--- Given task ---
Leaving out the pictures, please retype each record exactly.

--- Data in this exercise ---
════════════════

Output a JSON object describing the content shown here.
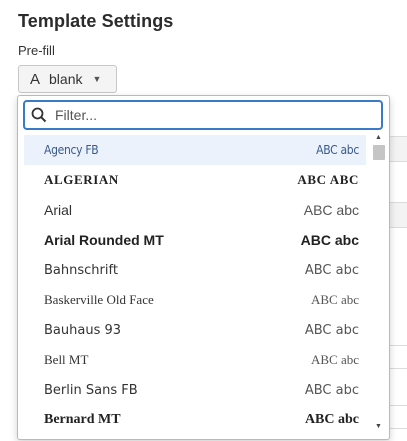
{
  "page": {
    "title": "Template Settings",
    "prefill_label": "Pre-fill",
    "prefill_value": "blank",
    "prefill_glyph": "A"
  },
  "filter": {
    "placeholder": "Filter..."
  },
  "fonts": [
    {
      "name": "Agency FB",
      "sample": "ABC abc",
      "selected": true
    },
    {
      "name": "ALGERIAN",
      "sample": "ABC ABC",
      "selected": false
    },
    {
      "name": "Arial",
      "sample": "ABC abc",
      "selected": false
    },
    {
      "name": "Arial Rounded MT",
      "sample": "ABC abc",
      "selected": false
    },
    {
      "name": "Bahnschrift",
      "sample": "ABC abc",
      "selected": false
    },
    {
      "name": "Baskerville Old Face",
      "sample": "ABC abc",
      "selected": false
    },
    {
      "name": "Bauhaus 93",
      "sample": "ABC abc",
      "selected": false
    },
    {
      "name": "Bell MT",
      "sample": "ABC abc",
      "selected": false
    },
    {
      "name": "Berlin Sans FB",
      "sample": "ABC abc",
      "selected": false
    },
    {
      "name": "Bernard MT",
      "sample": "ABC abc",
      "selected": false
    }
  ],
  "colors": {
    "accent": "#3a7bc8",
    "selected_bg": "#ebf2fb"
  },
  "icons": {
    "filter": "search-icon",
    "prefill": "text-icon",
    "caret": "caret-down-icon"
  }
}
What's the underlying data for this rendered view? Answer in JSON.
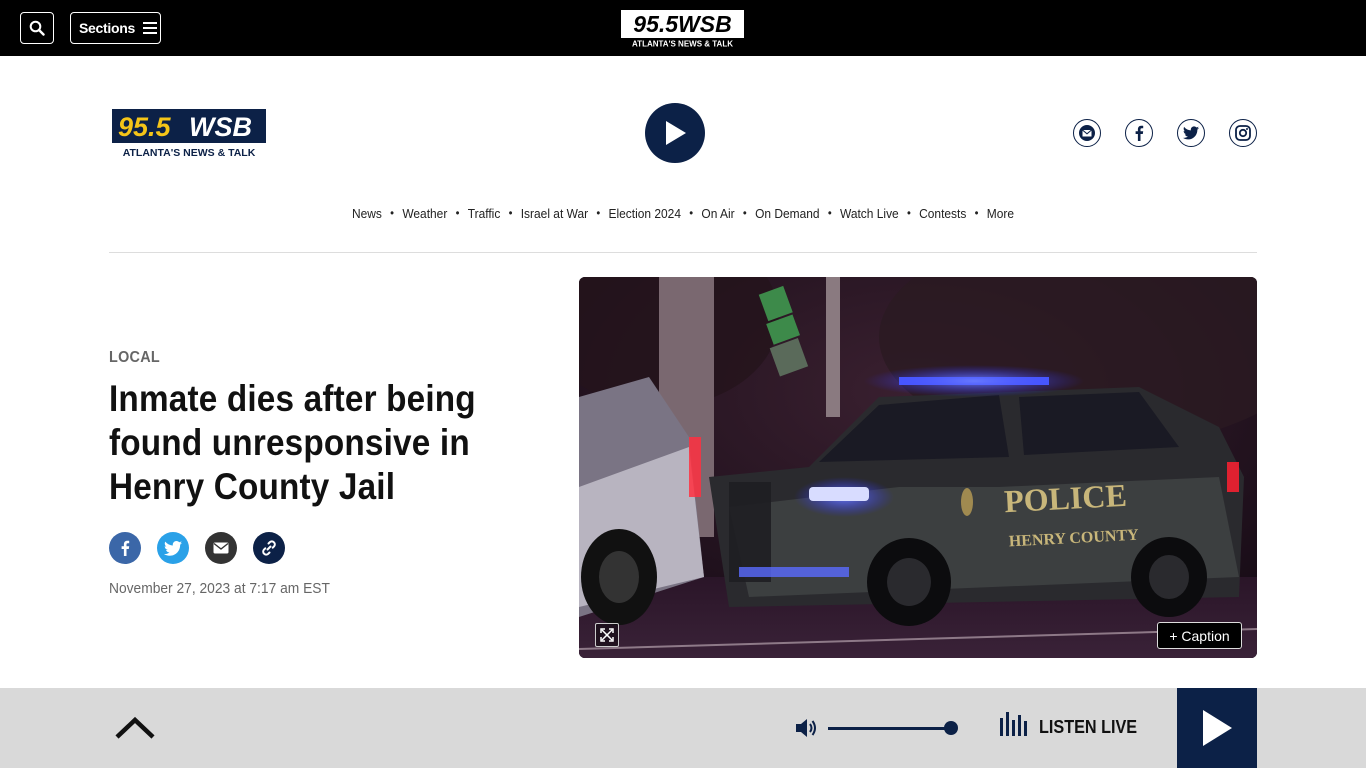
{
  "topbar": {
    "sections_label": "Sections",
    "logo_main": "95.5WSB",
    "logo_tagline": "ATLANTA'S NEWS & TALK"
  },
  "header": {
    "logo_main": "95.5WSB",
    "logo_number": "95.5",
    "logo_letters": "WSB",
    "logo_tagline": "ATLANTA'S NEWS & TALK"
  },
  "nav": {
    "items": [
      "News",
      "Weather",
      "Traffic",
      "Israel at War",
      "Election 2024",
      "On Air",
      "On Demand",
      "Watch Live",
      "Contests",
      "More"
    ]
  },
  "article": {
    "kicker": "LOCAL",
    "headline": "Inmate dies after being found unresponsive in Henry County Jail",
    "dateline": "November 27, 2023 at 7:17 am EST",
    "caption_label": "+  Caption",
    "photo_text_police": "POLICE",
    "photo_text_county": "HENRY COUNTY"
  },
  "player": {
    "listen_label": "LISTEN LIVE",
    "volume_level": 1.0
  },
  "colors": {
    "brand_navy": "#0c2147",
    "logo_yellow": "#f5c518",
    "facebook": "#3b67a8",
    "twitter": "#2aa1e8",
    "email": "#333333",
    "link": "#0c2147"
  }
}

════════════════

--- Answer for this exercise ---
Output a JSON object describing the content shown here.
{
  "page": {
    "title": "Template Settings",
    "prefill_label": "Pre-fill",
    "prefill_value": "blank",
    "prefill_glyph": "A"
  },
  "filter": {
    "placeholder": "Filter..."
  },
  "fonts": [
    {
      "name": "Agency FB",
      "sample": "ABC abc",
      "selected": true
    },
    {
      "name": "ALGERIAN",
      "sample": "ABC ABC",
      "selected": false
    },
    {
      "name": "Arial",
      "sample": "ABC abc",
      "selected": false
    },
    {
      "name": "Arial Rounded MT",
      "sample": "ABC abc",
      "selected": false
    },
    {
      "name": "Bahnschrift",
      "sample": "ABC abc",
      "selected": false
    },
    {
      "name": "Baskerville Old Face",
      "sample": "ABC abc",
      "selected": false
    },
    {
      "name": "Bauhaus 93",
      "sample": "ABC abc",
      "selected": false
    },
    {
      "name": "Bell MT",
      "sample": "ABC abc",
      "selected": false
    },
    {
      "name": "Berlin Sans FB",
      "sample": "ABC abc",
      "selected": false
    },
    {
      "name": "Bernard MT",
      "sample": "ABC abc",
      "selected": false
    }
  ],
  "colors": {
    "accent": "#3a7bc8",
    "selected_bg": "#ebf2fb"
  },
  "icons": {
    "filter": "search-icon",
    "prefill": "text-icon",
    "caret": "caret-down-icon"
  }
}
What's the underlying data for this rendered view? Answer in JSON.
{
  "topbar": {
    "sections_label": "Sections",
    "logo_main": "95.5WSB",
    "logo_tagline": "ATLANTA'S NEWS & TALK"
  },
  "header": {
    "logo_main": "95.5WSB",
    "logo_number": "95.5",
    "logo_letters": "WSB",
    "logo_tagline": "ATLANTA'S NEWS & TALK"
  },
  "nav": {
    "items": [
      "News",
      "Weather",
      "Traffic",
      "Israel at War",
      "Election 2024",
      "On Air",
      "On Demand",
      "Watch Live",
      "Contests",
      "More"
    ]
  },
  "article": {
    "kicker": "LOCAL",
    "headline": "Inmate dies after being found unresponsive in Henry County Jail",
    "dateline": "November 27, 2023 at 7:17 am EST",
    "caption_label": "+  Caption",
    "photo_text_police": "POLICE",
    "photo_text_county": "HENRY COUNTY"
  },
  "player": {
    "listen_label": "LISTEN LIVE",
    "volume_level": 1.0
  },
  "colors": {
    "brand_navy": "#0c2147",
    "logo_yellow": "#f5c518",
    "facebook": "#3b67a8",
    "twitter": "#2aa1e8",
    "email": "#333333",
    "link": "#0c2147"
  }
}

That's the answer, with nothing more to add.